> What is required: Quote the data below in full, please, without altering anything.

..............................

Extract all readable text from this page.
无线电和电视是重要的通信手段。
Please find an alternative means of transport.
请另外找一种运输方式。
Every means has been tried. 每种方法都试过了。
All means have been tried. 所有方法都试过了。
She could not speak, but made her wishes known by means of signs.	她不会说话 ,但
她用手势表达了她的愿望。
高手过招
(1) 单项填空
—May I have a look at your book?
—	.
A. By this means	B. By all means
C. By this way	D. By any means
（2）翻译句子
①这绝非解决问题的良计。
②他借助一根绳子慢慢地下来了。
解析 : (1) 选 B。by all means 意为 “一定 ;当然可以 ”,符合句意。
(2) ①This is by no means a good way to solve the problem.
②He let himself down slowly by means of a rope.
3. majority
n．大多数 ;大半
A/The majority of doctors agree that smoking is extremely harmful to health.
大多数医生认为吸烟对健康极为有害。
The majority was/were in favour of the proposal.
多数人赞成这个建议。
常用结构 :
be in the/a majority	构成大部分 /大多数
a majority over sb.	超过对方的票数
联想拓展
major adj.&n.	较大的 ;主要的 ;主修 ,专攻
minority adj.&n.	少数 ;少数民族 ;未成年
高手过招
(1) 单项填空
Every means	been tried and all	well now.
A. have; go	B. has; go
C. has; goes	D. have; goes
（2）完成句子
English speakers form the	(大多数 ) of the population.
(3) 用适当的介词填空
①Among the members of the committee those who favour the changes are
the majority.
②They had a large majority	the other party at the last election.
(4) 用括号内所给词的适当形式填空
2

..............................

> Output below:
Extract all readable text from this page.
无线电和电视是重要的通信手段。
Please find an alternative means of transport.
请另外找一种运输方式。
Every means has been tried. 每种方法都试过了。
All means have been tried. 所有方法都试过了。
She could not speak, but made her wishes known by means of signs.	她不会说话 ,但
她用手势表达了她的愿望。
高手过招
(1) 单项填空
—May I have a look at your book?
—	.
A. By this means	B. By all means
C. By this way	D. By any means
（2）翻译句子
①这绝非解决问题的良计。
②他借助一根绳子慢慢地下来了。
解析 : (1) 选 B。by all means 意为 “一定 ;当然可以 ”,符合句意。
(2) ①This is by no means a good way to solve the problem.
②He let himself down slowly by means of a rope.
3. majority
n．大多数 ;大半
A/The majority of doctors agree that smoking is extremely harmful to health.
大多数医生认为吸烟对健康极为有害。
The majority was/were in favour of the proposal.
多数人赞成这个建议。
常用结构 :
be in the/a majority	构成大部分 /大多数
a majority over sb.	超过对方的票数
联想拓展
major adj.&n.	较大的 ;主要的 ;主修 ,专攻
minority adj.&n.	少数 ;少数民族 ;未成年
高手过招
(1) 单项填空
Every means	been tried and all	well now.
A. have; go	B. has; go
C. has; goes	D. have; goes
（2）完成句子
English speakers form the	(大多数 ) of the population.
(3) 用适当的介词填空
①Among the members of the committee those who favour the changes are
the majority.
②They had a large majority	the other party at the last election.
(4) 用括号内所给词的适当形式填空
2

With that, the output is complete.